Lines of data
================

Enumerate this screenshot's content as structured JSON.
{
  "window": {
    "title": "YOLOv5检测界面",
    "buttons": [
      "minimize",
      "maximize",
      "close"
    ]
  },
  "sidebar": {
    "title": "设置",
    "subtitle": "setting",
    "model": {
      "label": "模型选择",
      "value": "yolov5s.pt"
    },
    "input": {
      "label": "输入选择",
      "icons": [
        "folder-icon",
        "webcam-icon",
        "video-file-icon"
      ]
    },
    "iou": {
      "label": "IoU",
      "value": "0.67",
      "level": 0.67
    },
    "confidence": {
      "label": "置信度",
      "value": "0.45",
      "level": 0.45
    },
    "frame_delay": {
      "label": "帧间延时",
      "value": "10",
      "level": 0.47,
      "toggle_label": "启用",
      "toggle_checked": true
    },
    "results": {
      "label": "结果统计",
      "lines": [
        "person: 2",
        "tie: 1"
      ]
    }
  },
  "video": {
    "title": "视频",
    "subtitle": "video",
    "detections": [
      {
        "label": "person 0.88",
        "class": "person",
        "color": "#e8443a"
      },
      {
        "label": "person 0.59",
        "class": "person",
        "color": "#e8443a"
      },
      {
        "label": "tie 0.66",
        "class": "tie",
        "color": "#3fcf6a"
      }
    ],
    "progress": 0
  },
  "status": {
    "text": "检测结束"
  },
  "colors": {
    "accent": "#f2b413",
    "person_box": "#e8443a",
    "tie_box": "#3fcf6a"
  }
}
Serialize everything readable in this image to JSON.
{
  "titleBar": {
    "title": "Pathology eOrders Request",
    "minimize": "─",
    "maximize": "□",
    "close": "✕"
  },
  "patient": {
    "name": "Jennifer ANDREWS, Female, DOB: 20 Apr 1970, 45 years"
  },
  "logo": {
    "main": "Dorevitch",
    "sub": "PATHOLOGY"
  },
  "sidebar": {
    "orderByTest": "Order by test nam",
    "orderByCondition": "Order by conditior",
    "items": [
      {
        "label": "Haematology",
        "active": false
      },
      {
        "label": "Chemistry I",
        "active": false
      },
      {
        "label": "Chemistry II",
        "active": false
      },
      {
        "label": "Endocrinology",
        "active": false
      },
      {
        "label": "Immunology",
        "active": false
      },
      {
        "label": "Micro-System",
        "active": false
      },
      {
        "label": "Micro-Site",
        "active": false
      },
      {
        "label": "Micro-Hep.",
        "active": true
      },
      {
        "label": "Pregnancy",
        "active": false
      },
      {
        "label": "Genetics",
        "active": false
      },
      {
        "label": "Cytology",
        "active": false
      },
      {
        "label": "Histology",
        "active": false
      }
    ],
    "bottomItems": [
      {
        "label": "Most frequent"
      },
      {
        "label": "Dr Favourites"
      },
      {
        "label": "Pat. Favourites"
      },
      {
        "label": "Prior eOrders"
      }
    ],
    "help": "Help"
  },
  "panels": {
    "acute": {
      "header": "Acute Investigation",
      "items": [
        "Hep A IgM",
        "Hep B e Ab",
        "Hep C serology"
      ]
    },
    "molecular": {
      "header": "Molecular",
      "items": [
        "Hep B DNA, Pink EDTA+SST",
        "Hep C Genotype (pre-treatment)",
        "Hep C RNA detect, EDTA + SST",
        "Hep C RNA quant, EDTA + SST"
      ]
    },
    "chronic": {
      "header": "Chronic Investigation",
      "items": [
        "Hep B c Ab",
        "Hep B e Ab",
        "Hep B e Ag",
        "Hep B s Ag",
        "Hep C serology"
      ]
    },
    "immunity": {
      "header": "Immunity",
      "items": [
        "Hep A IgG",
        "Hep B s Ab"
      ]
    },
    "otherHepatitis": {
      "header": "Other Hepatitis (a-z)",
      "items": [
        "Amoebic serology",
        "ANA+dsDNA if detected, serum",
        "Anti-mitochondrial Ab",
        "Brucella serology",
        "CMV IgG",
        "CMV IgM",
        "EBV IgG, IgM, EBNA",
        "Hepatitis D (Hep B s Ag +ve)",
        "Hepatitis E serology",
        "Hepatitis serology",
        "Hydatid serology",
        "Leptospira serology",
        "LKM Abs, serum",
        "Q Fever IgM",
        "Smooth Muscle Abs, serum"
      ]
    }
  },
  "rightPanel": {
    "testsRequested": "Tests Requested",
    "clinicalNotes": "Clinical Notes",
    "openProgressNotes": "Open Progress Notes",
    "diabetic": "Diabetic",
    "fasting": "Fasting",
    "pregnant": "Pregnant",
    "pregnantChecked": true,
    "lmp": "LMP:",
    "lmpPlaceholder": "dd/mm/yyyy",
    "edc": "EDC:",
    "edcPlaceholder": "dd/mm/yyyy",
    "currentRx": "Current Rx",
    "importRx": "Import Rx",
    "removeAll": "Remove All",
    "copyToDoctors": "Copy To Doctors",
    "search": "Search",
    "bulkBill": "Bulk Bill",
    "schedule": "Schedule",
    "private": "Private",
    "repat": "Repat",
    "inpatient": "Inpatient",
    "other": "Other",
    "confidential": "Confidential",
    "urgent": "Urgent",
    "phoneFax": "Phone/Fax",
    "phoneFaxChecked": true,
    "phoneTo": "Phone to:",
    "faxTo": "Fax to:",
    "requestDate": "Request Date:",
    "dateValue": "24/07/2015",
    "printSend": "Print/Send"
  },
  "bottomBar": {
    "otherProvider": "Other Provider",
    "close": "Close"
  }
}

================

WRITTEN INSTRUCTION | Restate the data above exactly, keeping each word as it stands.

TASK SOLUTION |
Enumerate this screenshot's content as structured JSON.
{
  "window": {
    "title": "YOLOv5检测界面",
    "buttons": [
      "minimize",
      "maximize",
      "close"
    ]
  },
  "sidebar": {
    "title": "设置",
    "subtitle": "setting",
    "model": {
      "label": "模型选择",
      "value": "yolov5s.pt"
    },
    "input": {
      "label": "输入选择",
      "icons": [
        "folder-icon",
        "webcam-icon",
        "video-file-icon"
      ]
    },
    "iou": {
      "label": "IoU",
      "value": "0.67",
      "level": 0.67
    },
    "confidence": {
      "label": "置信度",
      "value": "0.45",
      "level": 0.45
    },
    "frame_delay": {
      "label": "帧间延时",
      "value": "10",
      "level": 0.47,
      "toggle_label": "启用",
      "toggle_checked": true
    },
    "results": {
      "label": "结果统计",
      "lines": [
        "person: 2",
        "tie: 1"
      ]
    }
  },
  "video": {
    "title": "视频",
    "subtitle": "video",
    "detections": [
      {
        "label": "person 0.88",
        "class": "person",
        "color": "#e8443a"
      },
      {
        "label": "person 0.59",
        "class": "person",
        "color": "#e8443a"
      },
      {
        "label": "tie 0.66",
        "class": "tie",
        "color": "#3fcf6a"
      }
    ],
    "progress": 0
  },
  "status": {
    "text": "检测结束"
  },
  "colors": {
    "accent": "#f2b413",
    "person_box": "#e8443a",
    "tie_box": "#3fcf6a"
  }
}
Serialize everything readable in this image to JSON.
{
  "titleBar": {
    "title": "Pathology eOrders Request",
    "minimize": "─",
    "maximize": "□",
    "close": "✕"
  },
  "patient": {
    "name": "Jennifer ANDREWS, Female, DOB: 20 Apr 1970, 45 years"
  },
  "logo": {
    "main": "Dorevitch",
    "sub": "PATHOLOGY"
  },
  "sidebar": {
    "orderByTest": "Order by test nam",
    "orderByCondition": "Order by conditior",
    "items": [
      {
        "label": "Haematology",
        "active": false
      },
      {
        "label": "Chemistry I",
        "active": false
      },
      {
        "label": "Chemistry II",
        "active": false
      },
      {
        "label": "Endocrinology",
        "active": false
      },
      {
        "label": "Immunology",
        "active": false
      },
      {
        "label": "Micro-System",
        "active": false
      },
      {
        "label": "Micro-Site",
        "active": false
      },
      {
        "label": "Micro-Hep.",
        "active": true
      },
      {
        "label": "Pregnancy",
        "active": false
      },
      {
        "label": "Genetics",
        "active": false
      },
      {
        "label": "Cytology",
        "active": false
      },
      {
        "label": "Histology",
        "active": false
      }
    ],
    "bottomItems": [
      {
        "label": "Most frequent"
      },
      {
        "label": "Dr Favourites"
      },
      {
        "label": "Pat. Favourites"
      },
      {
        "label": "Prior eOrders"
      }
    ],
    "help": "Help"
  },
  "panels": {
    "acute": {
      "header": "Acute Investigation",
      "items": [
        "Hep A IgM",
        "Hep B e Ab",
        "Hep C serology"
      ]
    },
    "molecular": {
      "header": "Molecular",
      "items": [
        "Hep B DNA, Pink EDTA+SST",
        "Hep C Genotype (pre-treatment)",
        "Hep C RNA detect, EDTA + SST",
        "Hep C RNA quant, EDTA + SST"
      ]
    },
    "chronic": {
      "header": "Chronic Investigation",
      "items": [
        "Hep B c Ab",
        "Hep B e Ab",
        "Hep B e Ag",
        "Hep B s Ag",
        "Hep C serology"
      ]
    },
    "immunity": {
      "header": "Immunity",
      "items": [
        "Hep A IgG",
        "Hep B s Ab"
      ]
    },
    "otherHepatitis": {
      "header": "Other Hepatitis (a-z)",
      "items": [
        "Amoebic serology",
        "ANA+dsDNA if detected, serum",
        "Anti-mitochondrial Ab",
        "Brucella serology",
        "CMV IgG",
        "CMV IgM",
        "EBV IgG, IgM, EBNA",
        "Hepatitis D (Hep B s Ag +ve)",
        "Hepatitis E serology",
        "Hepatitis serology",
        "Hydatid serology",
        "Leptospira serology",
        "LKM Abs, serum",
        "Q Fever IgM",
        "Smooth Muscle Abs, serum"
      ]
    }
  },
  "rightPanel": {
    "testsRequested": "Tests Requested",
    "clinicalNotes": "Clinical Notes",
    "openProgressNotes": "Open Progress Notes",
    "diabetic": "Diabetic",
    "fasting": "Fasting",
    "pregnant": "Pregnant",
    "pregnantChecked": true,
    "lmp": "LMP:",
    "lmpPlaceholder": "dd/mm/yyyy",
    "edc": "EDC:",
    "edcPlaceholder": "dd/mm/yyyy",
    "currentRx": "Current Rx",
    "importRx": "Import Rx",
    "removeAll": "Remove All",
    "copyToDoctors": "Copy To Doctors",
    "search": "Search",
    "bulkBill": "Bulk Bill",
    "schedule": "Schedule",
    "private": "Private",
    "repat": "Repat",
    "inpatient": "Inpatient",
    "other": "Other",
    "confidential": "Confidential",
    "urgent": "Urgent",
    "phoneFax": "Phone/Fax",
    "phoneFaxChecked": true,
    "phoneTo": "Phone to:",
    "faxTo": "Fax to:",
    "requestDate": "Request Date:",
    "dateValue": "24/07/2015",
    "printSend": "Print/Send"
  },
  "bottomBar": {
    "otherProvider": "Other Provider",
    "close": "Close"
  }
}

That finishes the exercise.